• **STATED TASK**
Return every record below exactly as written, omitting any pictures.

• **DATA ROWS**
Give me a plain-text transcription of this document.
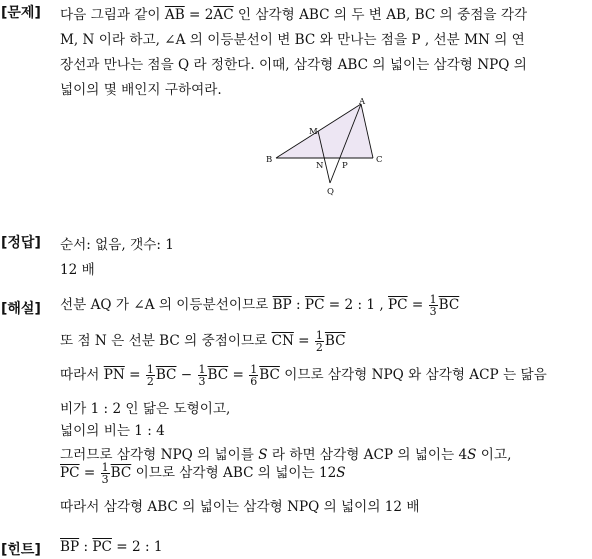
[문제] 다음 그림과 같이 $\overline{AB} = 2\overline{AC}$ 인 삼각형 ABC 의 두 변 AB, BC 의 중점을 각각
M, N 이라 하고, ∠A 의 이등분선이 변 BC 와 만나는 점을 P , 선분 MN 의 연
장선과 만나는 점을 Q 라 정한다. 이때, 삼각형 ABC 의 넓이는 삼각형 NPQ 의
넓이의 몇 배인지 구하여라.
A
B	C
M
N P
Q
[정답] 순서: 없음, 갯수: 1
12 배
[해설] 선분 AQ 가 ∠A 의 이등분선이므로 $\overline{BP}$ : $\overline{PC} = 2$ : 1 , $\overline{PC} = \frac{1}{3} \overline{BC}$
또 점 N 은 선분 BC 의 중점이므로 $\overline{CN} = \frac{1}{2} \overline{BC}$
따라서 $\overline{PN} = \frac{1}{2} \overline{BC} - \frac{1}{3} \overline{BC} = \frac{1}{6} \overline{BC}$ 이므로 삼각형 NPQ 와 삼각형 ACP 는 닮음
비가 1 : 2 인 닮은 도형이고,
넓이의 비는 1 : 4
그러므로 삼각형 NPQ 의 넓이를 S 라 하면 삼각형 ACP 의 넓이는 4S 이고,
$\overline{PC} = \frac{1}{3} \overline{BC}$ 이므로 삼각형 ABC 의 넓이는 12S
따라서 삼각형 ABC 의 넓이는 삼각형 NPQ 의 넓이의 12 배
[힌트] $\overline{BP}$ : $\overline{PC} = 2$ : 1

• **TASK OUTPUT**
Give me a plain-text transcription of this document.
[문제] 다음 그림과 같이 $\overline{AB} = 2\overline{AC}$ 인 삼각형 ABC 의 두 변 AB, BC 의 중점을 각각
M, N 이라 하고, ∠A 의 이등분선이 변 BC 와 만나는 점을 P , 선분 MN 의 연
장선과 만나는 점을 Q 라 정한다. 이때, 삼각형 ABC 의 넓이는 삼각형 NPQ 의
넓이의 몇 배인지 구하여라.
A
B	C
M
N P
Q
[정답] 순서: 없음, 갯수: 1
12 배
[해설] 선분 AQ 가 ∠A 의 이등분선이므로 $\overline{BP}$ : $\overline{PC} = 2$ : 1 , $\overline{PC} = \frac{1}{3} \overline{BC}$
또 점 N 은 선분 BC 의 중점이므로 $\overline{CN} = \frac{1}{2} \overline{BC}$
따라서 $\overline{PN} = \frac{1}{2} \overline{BC} - \frac{1}{3} \overline{BC} = \frac{1}{6} \overline{BC}$ 이므로 삼각형 NPQ 와 삼각형 ACP 는 닮음
비가 1 : 2 인 닮은 도형이고,
넓이의 비는 1 : 4
그러므로 삼각형 NPQ 의 넓이를 S 라 하면 삼각형 ACP 의 넓이는 4S 이고,
$\overline{PC} = \frac{1}{3} \overline{BC}$ 이므로 삼각형 ABC 의 넓이는 12S
따라서 삼각형 ABC 의 넓이는 삼각형 NPQ 의 넓이의 12 배
[힌트] $\overline{BP}$ : $\overline{PC} = 2$ : 1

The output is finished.